__Written request__. Show every line in the entries below where the word "nhân" appears.

[Dataset entries]
◆ ◆ ◆ ◆ ◆ ◆ ◆

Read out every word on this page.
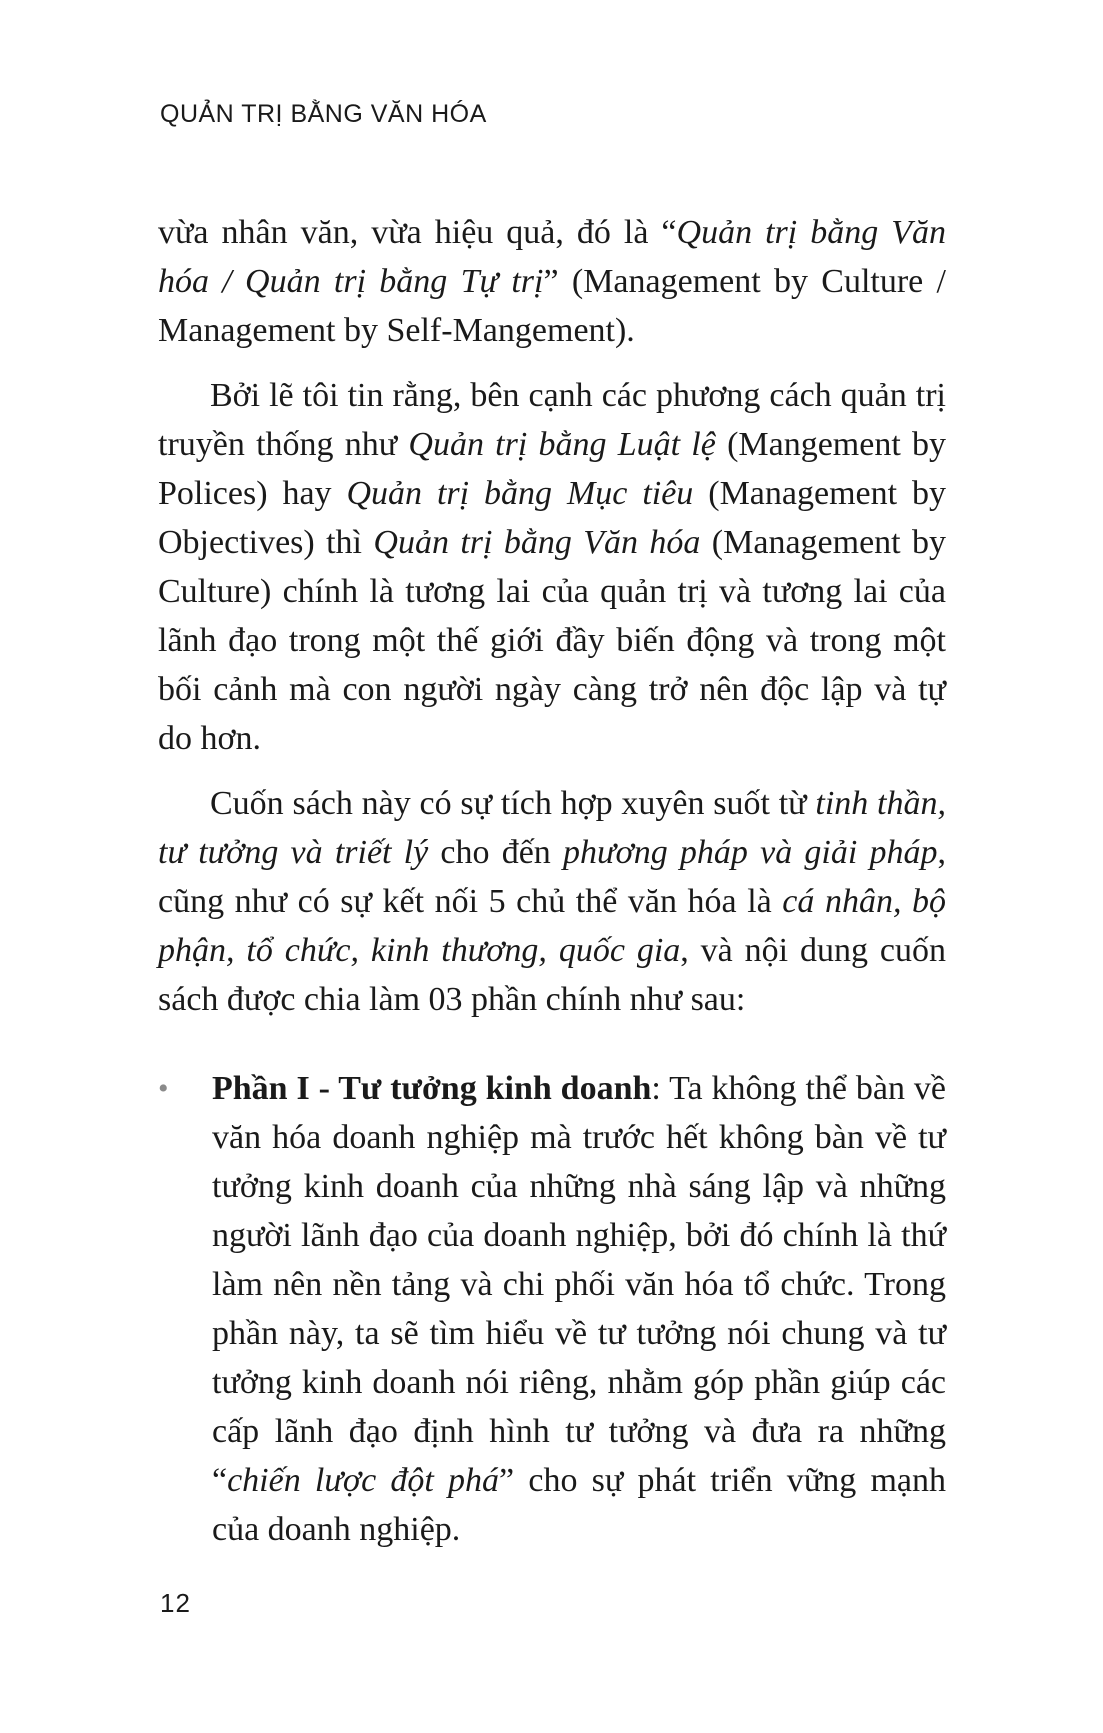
QUẢN TRỊ BẰNG VĂN HÓA

vừa nhân văn, vừa hiệu quả, đó là “Quản trị bằng Văn hóa / Quản trị bằng Tự trị” (Management by Culture / Management by Self-Mangement).

Bởi lẽ tôi tin rằng, bên cạnh các phương cách quản trị truyền thống như Quản trị bằng Luật lệ (Mangement by Polices) hay Quản trị bằng Mục tiêu (Management by Objectives) thì Quản trị bằng Văn hóa (Management by Culture) chính là tương lai của quản trị và tương lai của lãnh đạo trong một thế giới đầy biến động và trong một bối cảnh mà con người ngày càng trở nên độc lập và tự do hơn.

Cuốn sách này có sự tích hợp xuyên suốt từ tinh thần, tư tưởng và triết lý cho đến phương pháp và giải pháp, cũng như có sự kết nối 5 chủ thể văn hóa là cá nhân, bộ phận, tổ chức, kinh thương, quốc gia, và nội dung cuốn sách được chia làm 03 phần chính như sau:

• Phần I - Tư tưởng kinh doanh: Ta không thể bàn về văn hóa doanh nghiệp mà trước hết không bàn về tư tưởng kinh doanh của những nhà sáng lập và những người lãnh đạo của doanh nghiệp, bởi đó chính là thứ làm nên nền tảng và chi phối văn hóa tổ chức. Trong phần này, ta sẽ tìm hiểu về tư tưởng nói chung và tư tưởng kinh doanh nói riêng, nhằm góp phần giúp các cấp lãnh đạo định hình tư tưởng và đưa ra những “chiến lược đột phá” cho sự phát triển vững mạnh của doanh nghiệp.
12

◆ ◆ ◆ ◆ ◆ ◆ ◆

__Exercise answer__.
vừa nhân văn, vừa hiệu quả, đó là “Quản trị bằng Văn hóa / Quản trị bằng Tự trị” (Management by Culture / Management by Self-Mangement).
Cuốn sách này có sự tích hợp xuyên suốt từ tinh thần, tư tưởng và triết lý cho đến phương pháp và giải pháp, cũng như có sự kết nối 5 chủ thể văn hóa là cá nhân, bộ phận, tổ chức, kinh thương, quốc gia, và nội dung cuốn sách được chia làm 03 phần chính như sau:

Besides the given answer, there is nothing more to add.